◆ ENUNCIADO
Edite todos os registros abaixo, trocando cada ocorrência de "interactable" por "clickable" e preservando o restante sem nenhuma alteração.

◆ DADOS FORNECIDOS
<<<<

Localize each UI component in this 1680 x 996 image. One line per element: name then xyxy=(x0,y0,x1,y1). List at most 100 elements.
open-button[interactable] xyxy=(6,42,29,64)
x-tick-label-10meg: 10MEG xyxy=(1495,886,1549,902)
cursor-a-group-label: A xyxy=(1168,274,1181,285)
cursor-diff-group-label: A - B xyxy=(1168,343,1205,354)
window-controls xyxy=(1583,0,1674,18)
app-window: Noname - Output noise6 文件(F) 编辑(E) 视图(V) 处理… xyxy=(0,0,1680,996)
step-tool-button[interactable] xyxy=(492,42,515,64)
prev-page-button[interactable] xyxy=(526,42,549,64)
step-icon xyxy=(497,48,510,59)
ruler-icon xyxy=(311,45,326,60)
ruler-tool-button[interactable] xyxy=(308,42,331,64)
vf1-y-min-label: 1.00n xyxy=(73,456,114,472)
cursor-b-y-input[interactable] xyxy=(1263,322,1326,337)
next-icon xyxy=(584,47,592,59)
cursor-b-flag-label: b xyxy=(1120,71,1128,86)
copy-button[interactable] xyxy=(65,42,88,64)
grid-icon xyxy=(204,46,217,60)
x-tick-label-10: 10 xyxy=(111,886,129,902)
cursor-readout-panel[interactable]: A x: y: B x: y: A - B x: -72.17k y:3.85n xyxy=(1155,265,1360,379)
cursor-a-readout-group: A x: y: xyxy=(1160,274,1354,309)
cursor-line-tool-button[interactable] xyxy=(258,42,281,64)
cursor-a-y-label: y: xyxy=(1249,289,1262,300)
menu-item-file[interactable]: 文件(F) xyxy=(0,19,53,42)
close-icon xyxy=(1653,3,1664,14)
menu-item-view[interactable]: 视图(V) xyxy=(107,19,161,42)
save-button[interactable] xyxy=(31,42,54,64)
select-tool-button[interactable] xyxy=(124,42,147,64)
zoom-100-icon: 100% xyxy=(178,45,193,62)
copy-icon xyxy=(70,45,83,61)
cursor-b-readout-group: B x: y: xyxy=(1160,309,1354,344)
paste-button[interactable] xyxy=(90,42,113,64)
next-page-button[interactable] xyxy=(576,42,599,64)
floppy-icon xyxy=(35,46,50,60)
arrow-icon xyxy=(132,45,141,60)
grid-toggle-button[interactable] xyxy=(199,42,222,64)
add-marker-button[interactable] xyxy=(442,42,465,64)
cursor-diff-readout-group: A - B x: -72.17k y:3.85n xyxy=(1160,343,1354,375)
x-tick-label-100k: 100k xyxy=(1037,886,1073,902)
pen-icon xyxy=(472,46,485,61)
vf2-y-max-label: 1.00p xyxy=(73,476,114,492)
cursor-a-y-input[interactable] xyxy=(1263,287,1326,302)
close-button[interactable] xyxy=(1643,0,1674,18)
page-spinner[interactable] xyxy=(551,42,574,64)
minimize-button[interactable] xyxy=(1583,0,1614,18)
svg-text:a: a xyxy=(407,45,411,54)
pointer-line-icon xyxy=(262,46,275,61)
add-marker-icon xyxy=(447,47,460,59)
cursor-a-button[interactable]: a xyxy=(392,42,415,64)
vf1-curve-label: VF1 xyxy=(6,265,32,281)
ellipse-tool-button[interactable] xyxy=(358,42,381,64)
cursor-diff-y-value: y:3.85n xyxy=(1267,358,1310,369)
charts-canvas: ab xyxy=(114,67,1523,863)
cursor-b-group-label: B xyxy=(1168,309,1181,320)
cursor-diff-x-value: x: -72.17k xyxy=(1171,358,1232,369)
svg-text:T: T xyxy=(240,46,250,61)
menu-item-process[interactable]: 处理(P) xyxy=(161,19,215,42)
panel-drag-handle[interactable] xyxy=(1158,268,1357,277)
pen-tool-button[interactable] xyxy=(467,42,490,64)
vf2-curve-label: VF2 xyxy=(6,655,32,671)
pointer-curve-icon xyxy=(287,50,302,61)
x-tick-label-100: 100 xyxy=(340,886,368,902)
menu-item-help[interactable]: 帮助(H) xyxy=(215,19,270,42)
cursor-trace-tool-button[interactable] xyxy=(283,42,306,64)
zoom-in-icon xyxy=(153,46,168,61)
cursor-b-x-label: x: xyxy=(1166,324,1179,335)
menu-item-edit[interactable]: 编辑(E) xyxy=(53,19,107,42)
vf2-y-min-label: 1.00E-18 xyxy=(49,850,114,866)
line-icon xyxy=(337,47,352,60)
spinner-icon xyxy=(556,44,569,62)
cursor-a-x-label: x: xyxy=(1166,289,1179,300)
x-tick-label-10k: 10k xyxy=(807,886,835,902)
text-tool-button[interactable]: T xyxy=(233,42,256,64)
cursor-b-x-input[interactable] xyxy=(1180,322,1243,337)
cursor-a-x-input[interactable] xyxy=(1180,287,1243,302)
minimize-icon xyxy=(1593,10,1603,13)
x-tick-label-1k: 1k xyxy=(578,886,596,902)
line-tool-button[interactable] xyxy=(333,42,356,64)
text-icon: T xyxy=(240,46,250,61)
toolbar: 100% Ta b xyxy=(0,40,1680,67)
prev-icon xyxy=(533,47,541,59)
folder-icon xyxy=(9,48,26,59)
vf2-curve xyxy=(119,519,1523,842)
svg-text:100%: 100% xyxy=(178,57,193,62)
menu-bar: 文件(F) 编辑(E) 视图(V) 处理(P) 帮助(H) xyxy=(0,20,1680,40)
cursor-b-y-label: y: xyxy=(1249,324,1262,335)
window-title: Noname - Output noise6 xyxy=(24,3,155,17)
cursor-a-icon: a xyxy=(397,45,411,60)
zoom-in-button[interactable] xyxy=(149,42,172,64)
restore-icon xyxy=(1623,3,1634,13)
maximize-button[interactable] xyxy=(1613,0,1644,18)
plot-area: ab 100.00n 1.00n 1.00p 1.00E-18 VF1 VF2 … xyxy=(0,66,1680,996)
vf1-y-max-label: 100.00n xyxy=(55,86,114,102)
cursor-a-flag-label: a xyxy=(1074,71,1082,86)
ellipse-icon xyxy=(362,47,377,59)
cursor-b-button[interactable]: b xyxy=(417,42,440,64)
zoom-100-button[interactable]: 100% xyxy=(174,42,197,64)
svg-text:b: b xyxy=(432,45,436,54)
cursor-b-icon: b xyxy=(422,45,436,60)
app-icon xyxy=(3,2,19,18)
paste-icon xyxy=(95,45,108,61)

>>>>

◆ RESULTADO
Localize each UI component in this 1680 x 996 image. One line per element: name then xyxy=(x0,y0,x1,y1). List at most 100 elements.
open-button[clickable] xyxy=(6,42,29,64)
x-tick-label-10meg: 10MEG xyxy=(1495,886,1549,902)
cursor-a-group-label: A xyxy=(1168,274,1181,285)
cursor-diff-group-label: A - B xyxy=(1168,343,1205,354)
window-controls xyxy=(1583,0,1674,18)
app-window: Noname - Output noise6 文件(F) 编辑(E) 视图(V) 处理… xyxy=(0,0,1680,996)
step-tool-button[clickable] xyxy=(492,42,515,64)
prev-page-button[clickable] xyxy=(526,42,549,64)
step-icon xyxy=(497,48,510,59)
ruler-icon xyxy=(311,45,326,60)
ruler-tool-button[clickable] xyxy=(308,42,331,64)
vf1-y-min-label: 1.00n xyxy=(73,456,114,472)
cursor-b-y-input[clickable] xyxy=(1263,322,1326,337)
next-icon xyxy=(584,47,592,59)
cursor-b-flag-label: b xyxy=(1120,71,1128,86)
copy-button[clickable] xyxy=(65,42,88,64)
grid-icon xyxy=(204,46,217,60)
x-tick-label-10: 10 xyxy=(111,886,129,902)
cursor-readout-panel[clickable]: A x: y: B x: y: A - B x: -72.17k y:3.85n xyxy=(1155,265,1360,379)
cursor-a-readout-group: A x: y: xyxy=(1160,274,1354,309)
cursor-line-tool-button[clickable] xyxy=(258,42,281,64)
cursor-a-y-label: y: xyxy=(1249,289,1262,300)
menu-item-file[clickable]: 文件(F) xyxy=(0,19,53,42)
close-icon xyxy=(1653,3,1664,14)
menu-item-view[clickable]: 视图(V) xyxy=(107,19,161,42)
save-button[clickable] xyxy=(31,42,54,64)
select-tool-button[clickable] xyxy=(124,42,147,64)
zoom-100-icon: 100% xyxy=(178,45,193,62)
copy-icon xyxy=(70,45,83,61)
cursor-b-readout-group: B x: y: xyxy=(1160,309,1354,344)
paste-button[clickable] xyxy=(90,42,113,64)
next-page-button[clickable] xyxy=(576,42,599,64)
floppy-icon xyxy=(35,46,50,60)
arrow-icon xyxy=(132,45,141,60)
grid-toggle-button[clickable] xyxy=(199,42,222,64)
add-marker-button[clickable] xyxy=(442,42,465,64)
cursor-diff-readout-group: A - B x: -72.17k y:3.85n xyxy=(1160,343,1354,375)
x-tick-label-100k: 100k xyxy=(1037,886,1073,902)
pen-icon xyxy=(472,46,485,61)
vf2-y-max-label: 1.00p xyxy=(73,476,114,492)
cursor-a-y-input[clickable] xyxy=(1263,287,1326,302)
close-button[clickable] xyxy=(1643,0,1674,18)
page-spinner[clickable] xyxy=(551,42,574,64)
minimize-button[clickable] xyxy=(1583,0,1614,18)
svg-text:a: a xyxy=(407,45,411,54)
pointer-line-icon xyxy=(262,46,275,61)
add-marker-icon xyxy=(447,47,460,59)
cursor-a-button[clickable]: a xyxy=(392,42,415,64)
vf1-curve-label: VF1 xyxy=(6,265,32,281)
ellipse-tool-button[clickable] xyxy=(358,42,381,64)
cursor-diff-y-value: y:3.85n xyxy=(1267,358,1310,369)
charts-canvas: ab xyxy=(114,67,1523,863)
cursor-b-group-label: B xyxy=(1168,309,1181,320)
cursor-diff-x-value: x: -72.17k xyxy=(1171,358,1232,369)
svg-text:T: T xyxy=(240,46,250,61)
menu-item-process[clickable]: 处理(P) xyxy=(161,19,215,42)
panel-drag-handle[clickable] xyxy=(1158,268,1357,277)
pen-tool-button[clickable] xyxy=(467,42,490,64)
vf2-curve-label: VF2 xyxy=(6,655,32,671)
pointer-curve-icon xyxy=(287,50,302,61)
x-tick-label-100: 100 xyxy=(340,886,368,902)
menu-item-help[clickable]: 帮助(H) xyxy=(215,19,270,42)
cursor-trace-tool-button[clickable] xyxy=(283,42,306,64)
zoom-in-icon xyxy=(153,46,168,61)
cursor-b-x-label: x: xyxy=(1166,324,1179,335)
menu-item-edit[clickable]: 编辑(E) xyxy=(53,19,107,42)
vf2-y-min-label: 1.00E-18 xyxy=(49,850,114,866)
line-icon xyxy=(337,47,352,60)
spinner-icon xyxy=(556,44,569,62)
cursor-a-x-label: x: xyxy=(1166,289,1179,300)
x-tick-label-10k: 10k xyxy=(807,886,835,902)
text-tool-button[clickable]: T xyxy=(233,42,256,64)
cursor-b-x-input[clickable] xyxy=(1180,322,1243,337)
cursor-a-x-input[clickable] xyxy=(1180,287,1243,302)
minimize-icon xyxy=(1593,10,1603,13)
x-tick-label-1k: 1k xyxy=(578,886,596,902)
line-tool-button[clickable] xyxy=(333,42,356,64)
text-icon: T xyxy=(240,46,250,61)
toolbar: 100% Ta b xyxy=(0,40,1680,67)
prev-icon xyxy=(533,47,541,59)
folder-icon xyxy=(9,48,26,59)
vf2-curve xyxy=(119,519,1523,842)
svg-text:100%: 100% xyxy=(178,57,193,62)
menu-bar: 文件(F) 编辑(E) 视图(V) 处理(P) 帮助(H) xyxy=(0,20,1680,40)
cursor-b-y-label: y: xyxy=(1249,324,1262,335)
window-title: Noname - Output noise6 xyxy=(24,3,155,17)
cursor-a-icon: a xyxy=(397,45,411,60)
zoom-in-button[clickable] xyxy=(149,42,172,64)
restore-icon xyxy=(1623,3,1634,13)
maximize-button[clickable] xyxy=(1613,0,1644,18)
plot-area: ab 100.00n 1.00n 1.00p 1.00E-18 VF1 VF2 … xyxy=(0,66,1680,996)
vf1-y-max-label: 100.00n xyxy=(55,86,114,102)
cursor-a-flag-label: a xyxy=(1074,71,1082,86)
ellipse-icon xyxy=(362,47,377,59)
cursor-b-button[clickable]: b xyxy=(417,42,440,64)
zoom-100-button[clickable]: 100% xyxy=(174,42,197,64)
svg-text:b: b xyxy=(432,45,436,54)
cursor-b-icon: b xyxy=(422,45,436,60)
app-icon xyxy=(3,2,19,18)
paste-icon xyxy=(95,45,108,61)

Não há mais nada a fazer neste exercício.